Copy out every line that contains the word "Rastenburgum".

_Data provided_
----------
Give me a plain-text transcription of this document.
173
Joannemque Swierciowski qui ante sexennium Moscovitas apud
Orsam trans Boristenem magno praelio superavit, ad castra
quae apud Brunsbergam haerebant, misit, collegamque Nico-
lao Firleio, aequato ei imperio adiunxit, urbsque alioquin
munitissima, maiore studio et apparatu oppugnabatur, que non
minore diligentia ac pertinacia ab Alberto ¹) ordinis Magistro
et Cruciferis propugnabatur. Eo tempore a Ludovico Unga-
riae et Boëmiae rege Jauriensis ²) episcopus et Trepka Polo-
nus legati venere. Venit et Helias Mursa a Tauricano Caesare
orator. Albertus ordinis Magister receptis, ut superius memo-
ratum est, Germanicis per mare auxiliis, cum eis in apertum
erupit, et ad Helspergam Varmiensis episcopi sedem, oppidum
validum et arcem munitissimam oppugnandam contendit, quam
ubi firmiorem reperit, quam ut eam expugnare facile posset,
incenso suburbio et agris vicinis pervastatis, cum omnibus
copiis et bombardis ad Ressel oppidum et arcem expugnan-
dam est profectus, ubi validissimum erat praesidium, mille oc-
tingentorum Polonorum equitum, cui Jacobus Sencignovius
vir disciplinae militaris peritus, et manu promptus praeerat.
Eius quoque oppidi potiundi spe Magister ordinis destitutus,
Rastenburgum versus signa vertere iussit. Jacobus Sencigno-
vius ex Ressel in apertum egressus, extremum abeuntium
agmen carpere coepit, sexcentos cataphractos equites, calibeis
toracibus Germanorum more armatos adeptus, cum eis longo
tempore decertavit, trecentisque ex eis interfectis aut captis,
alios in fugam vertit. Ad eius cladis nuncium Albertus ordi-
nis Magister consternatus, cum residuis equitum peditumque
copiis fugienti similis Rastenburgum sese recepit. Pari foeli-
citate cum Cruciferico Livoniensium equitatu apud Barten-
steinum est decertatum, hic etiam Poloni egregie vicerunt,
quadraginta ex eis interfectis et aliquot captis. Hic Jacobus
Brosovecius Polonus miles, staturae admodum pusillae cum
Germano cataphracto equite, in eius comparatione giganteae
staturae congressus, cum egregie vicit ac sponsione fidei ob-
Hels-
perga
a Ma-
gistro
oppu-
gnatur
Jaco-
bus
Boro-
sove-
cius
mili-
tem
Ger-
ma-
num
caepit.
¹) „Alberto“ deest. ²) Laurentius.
----------
_Reply_
Rastenburgum versus signa vertere iussit. Jacobus Sencigno-
copiis fugienti similis Rastenburgum sese recepit. Pari foeli-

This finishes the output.